**AIM OF THE TASK:** Reproduce every line of the entries below word for word, without changing anything.
- - - -
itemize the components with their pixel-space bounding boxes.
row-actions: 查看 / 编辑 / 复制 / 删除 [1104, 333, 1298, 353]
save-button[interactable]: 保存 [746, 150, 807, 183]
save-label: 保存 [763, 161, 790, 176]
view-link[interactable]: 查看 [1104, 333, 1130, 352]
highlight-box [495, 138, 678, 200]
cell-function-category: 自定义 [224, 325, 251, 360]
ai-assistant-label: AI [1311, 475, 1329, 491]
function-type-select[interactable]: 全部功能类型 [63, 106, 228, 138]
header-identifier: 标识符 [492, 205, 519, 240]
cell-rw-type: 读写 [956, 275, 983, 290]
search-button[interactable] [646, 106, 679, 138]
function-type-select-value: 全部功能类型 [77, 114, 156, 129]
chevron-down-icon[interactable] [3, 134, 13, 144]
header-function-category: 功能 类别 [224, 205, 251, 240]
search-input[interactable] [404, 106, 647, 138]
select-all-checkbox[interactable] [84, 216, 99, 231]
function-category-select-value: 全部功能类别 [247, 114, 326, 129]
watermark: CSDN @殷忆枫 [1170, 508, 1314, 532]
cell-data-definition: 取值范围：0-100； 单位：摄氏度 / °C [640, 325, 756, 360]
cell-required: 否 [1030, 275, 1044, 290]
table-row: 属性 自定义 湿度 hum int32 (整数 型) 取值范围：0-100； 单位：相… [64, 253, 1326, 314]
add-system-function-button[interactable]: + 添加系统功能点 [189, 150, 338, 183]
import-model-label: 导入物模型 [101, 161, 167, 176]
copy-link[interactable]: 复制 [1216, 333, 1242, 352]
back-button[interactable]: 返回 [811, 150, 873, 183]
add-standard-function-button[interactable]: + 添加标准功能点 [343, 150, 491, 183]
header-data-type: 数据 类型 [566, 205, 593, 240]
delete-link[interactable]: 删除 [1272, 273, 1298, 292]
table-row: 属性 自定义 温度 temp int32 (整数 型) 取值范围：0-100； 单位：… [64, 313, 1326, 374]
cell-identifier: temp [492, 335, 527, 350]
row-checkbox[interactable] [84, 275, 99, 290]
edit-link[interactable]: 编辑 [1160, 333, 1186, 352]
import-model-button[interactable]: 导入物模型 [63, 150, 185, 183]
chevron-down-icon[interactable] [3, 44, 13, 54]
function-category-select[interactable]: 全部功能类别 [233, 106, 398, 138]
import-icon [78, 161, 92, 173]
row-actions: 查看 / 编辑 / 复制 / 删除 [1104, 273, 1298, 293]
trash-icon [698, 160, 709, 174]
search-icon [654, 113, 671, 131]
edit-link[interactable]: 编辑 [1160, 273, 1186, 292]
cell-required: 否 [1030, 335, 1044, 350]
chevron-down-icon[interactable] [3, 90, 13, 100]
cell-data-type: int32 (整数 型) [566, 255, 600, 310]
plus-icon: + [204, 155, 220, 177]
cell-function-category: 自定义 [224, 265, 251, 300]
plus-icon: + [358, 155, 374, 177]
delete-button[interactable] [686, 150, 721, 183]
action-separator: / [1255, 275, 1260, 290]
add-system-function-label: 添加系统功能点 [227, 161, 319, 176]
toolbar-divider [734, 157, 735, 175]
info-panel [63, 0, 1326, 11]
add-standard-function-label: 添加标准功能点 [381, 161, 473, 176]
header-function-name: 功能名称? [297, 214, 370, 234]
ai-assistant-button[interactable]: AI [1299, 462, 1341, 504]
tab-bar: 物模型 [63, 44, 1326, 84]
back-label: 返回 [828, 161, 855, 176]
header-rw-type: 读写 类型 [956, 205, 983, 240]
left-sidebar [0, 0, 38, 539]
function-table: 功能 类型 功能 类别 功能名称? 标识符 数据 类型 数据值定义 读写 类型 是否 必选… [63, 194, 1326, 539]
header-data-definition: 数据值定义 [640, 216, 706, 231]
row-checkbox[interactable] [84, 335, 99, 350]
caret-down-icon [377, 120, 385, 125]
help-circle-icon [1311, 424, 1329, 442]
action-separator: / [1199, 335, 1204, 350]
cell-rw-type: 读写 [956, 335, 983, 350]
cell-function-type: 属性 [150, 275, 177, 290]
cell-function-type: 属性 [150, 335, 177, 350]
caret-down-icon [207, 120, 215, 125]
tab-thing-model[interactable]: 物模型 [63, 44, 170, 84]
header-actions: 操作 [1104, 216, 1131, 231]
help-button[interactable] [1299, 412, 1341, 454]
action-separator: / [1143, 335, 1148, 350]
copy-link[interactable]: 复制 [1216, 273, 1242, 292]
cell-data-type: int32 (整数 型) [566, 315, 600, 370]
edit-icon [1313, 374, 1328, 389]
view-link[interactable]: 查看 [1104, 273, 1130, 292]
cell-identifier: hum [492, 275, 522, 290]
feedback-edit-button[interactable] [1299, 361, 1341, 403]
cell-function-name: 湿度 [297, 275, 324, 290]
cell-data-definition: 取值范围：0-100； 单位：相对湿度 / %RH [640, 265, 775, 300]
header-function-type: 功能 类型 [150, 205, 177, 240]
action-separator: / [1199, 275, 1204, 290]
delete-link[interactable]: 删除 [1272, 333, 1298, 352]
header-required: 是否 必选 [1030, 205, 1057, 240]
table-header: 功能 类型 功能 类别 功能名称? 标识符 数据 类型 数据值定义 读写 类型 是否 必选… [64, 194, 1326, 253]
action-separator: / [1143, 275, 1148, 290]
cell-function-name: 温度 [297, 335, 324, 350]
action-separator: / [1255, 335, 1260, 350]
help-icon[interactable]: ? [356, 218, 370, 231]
- - - -
**SOLUTION FOR THIS EXERCISE:**
itemize the components with their pixel-space bounding boxes.
row-actions: 查看 / 编辑 / 复制 / 删除 [1104, 333, 1298, 353]
save-button[interactable]: 保存 [746, 150, 807, 183]
save-label: 保存 [763, 161, 790, 176]
view-link[interactable]: 查看 [1104, 333, 1130, 352]
highlight-box [495, 138, 678, 200]
cell-function-category: 自定义 [224, 325, 251, 360]
ai-assistant-label: AI [1311, 475, 1329, 491]
function-type-select[interactable]: 全部功能类型 [63, 106, 228, 138]
header-identifier: 标识符 [492, 205, 519, 240]
cell-rw-type: 读写 [956, 275, 983, 290]
search-button[interactable] [646, 106, 679, 138]
function-type-select-value: 全部功能类型 [77, 114, 156, 129]
chevron-down-icon[interactable] [3, 134, 13, 144]
header-function-category: 功能 类别 [224, 205, 251, 240]
search-input[interactable] [404, 106, 647, 138]
select-all-checkbox[interactable] [84, 216, 99, 231]
function-category-select-value: 全部功能类别 [247, 114, 326, 129]
watermark: CSDN @殷忆枫 [1170, 508, 1314, 532]
cell-data-definition: 取值范围：0-100； 单位：摄氏度 / °C [640, 325, 756, 360]
cell-required: 否 [1030, 275, 1044, 290]
table-row: 属性 自定义 湿度 hum int32 (整数 型) 取值范围：0-100； 单位：相… [64, 253, 1326, 314]
add-system-function-button[interactable]: + 添加系统功能点 [189, 150, 338, 183]
import-model-label: 导入物模型 [101, 161, 167, 176]
copy-link[interactable]: 复制 [1216, 333, 1242, 352]
back-button[interactable]: 返回 [811, 150, 873, 183]
add-standard-function-button[interactable]: + 添加标准功能点 [343, 150, 491, 183]
header-data-type: 数据 类型 [566, 205, 593, 240]
delete-link[interactable]: 删除 [1272, 273, 1298, 292]
table-row: 属性 自定义 温度 temp int32 (整数 型) 取值范围：0-100； 单位：… [64, 313, 1326, 374]
cell-identifier: temp [492, 335, 527, 350]
row-checkbox[interactable] [84, 275, 99, 290]
edit-link[interactable]: 编辑 [1160, 333, 1186, 352]
import-model-button[interactable]: 导入物模型 [63, 150, 185, 183]
chevron-down-icon[interactable] [3, 44, 13, 54]
function-category-select[interactable]: 全部功能类别 [233, 106, 398, 138]
import-icon [78, 161, 92, 173]
row-actions: 查看 / 编辑 / 复制 / 删除 [1104, 273, 1298, 293]
trash-icon [698, 160, 709, 174]
search-icon [654, 113, 671, 131]
edit-link[interactable]: 编辑 [1160, 273, 1186, 292]
cell-required: 否 [1030, 335, 1044, 350]
chevron-down-icon[interactable] [3, 90, 13, 100]
cell-data-type: int32 (整数 型) [566, 255, 600, 310]
plus-icon: + [204, 155, 220, 177]
cell-function-category: 自定义 [224, 265, 251, 300]
plus-icon: + [358, 155, 374, 177]
delete-button[interactable] [686, 150, 721, 183]
action-separator: / [1255, 275, 1260, 290]
add-system-function-label: 添加系统功能点 [227, 161, 319, 176]
toolbar-divider [734, 157, 735, 175]
info-panel [63, 0, 1326, 11]
add-standard-function-label: 添加标准功能点 [381, 161, 473, 176]
header-function-name: 功能名称? [297, 214, 370, 234]
ai-assistant-button[interactable]: AI [1299, 462, 1341, 504]
tab-bar: 物模型 [63, 44, 1326, 84]
back-label: 返回 [828, 161, 855, 176]
header-rw-type: 读写 类型 [956, 205, 983, 240]
left-sidebar [0, 0, 38, 539]
function-table: 功能 类型 功能 类别 功能名称? 标识符 数据 类型 数据值定义 读写 类型 是否 必选… [63, 194, 1326, 539]
header-data-definition: 数据值定义 [640, 216, 706, 231]
row-checkbox[interactable] [84, 335, 99, 350]
caret-down-icon [377, 120, 385, 125]
help-circle-icon [1311, 424, 1329, 442]
action-separator: / [1199, 335, 1204, 350]
cell-rw-type: 读写 [956, 335, 983, 350]
cell-function-type: 属性 [150, 275, 177, 290]
cell-function-type: 属性 [150, 335, 177, 350]
caret-down-icon [207, 120, 215, 125]
tab-thing-model[interactable]: 物模型 [63, 44, 170, 84]
header-actions: 操作 [1104, 216, 1131, 231]
help-button[interactable] [1299, 412, 1341, 454]
action-separator: / [1143, 335, 1148, 350]
copy-link[interactable]: 复制 [1216, 273, 1242, 292]
cell-data-type: int32 (整数 型) [566, 315, 600, 370]
edit-icon [1313, 374, 1328, 389]
view-link[interactable]: 查看 [1104, 273, 1130, 292]
cell-identifier: hum [492, 275, 522, 290]
feedback-edit-button[interactable] [1299, 361, 1341, 403]
cell-function-name: 湿度 [297, 275, 324, 290]
cell-data-definition: 取值范围：0-100； 单位：相对湿度 / %RH [640, 265, 775, 300]
header-function-type: 功能 类型 [150, 205, 177, 240]
action-separator: / [1199, 275, 1204, 290]
delete-link[interactable]: 删除 [1272, 333, 1298, 352]
header-required: 是否 必选 [1030, 205, 1057, 240]
table-header: 功能 类型 功能 类别 功能名称? 标识符 数据 类型 数据值定义 读写 类型 是否 必选… [64, 194, 1326, 253]
action-separator: / [1143, 275, 1148, 290]
cell-function-name: 温度 [297, 335, 324, 350]
action-separator: / [1255, 335, 1260, 350]
help-icon[interactable]: ? [356, 218, 370, 231]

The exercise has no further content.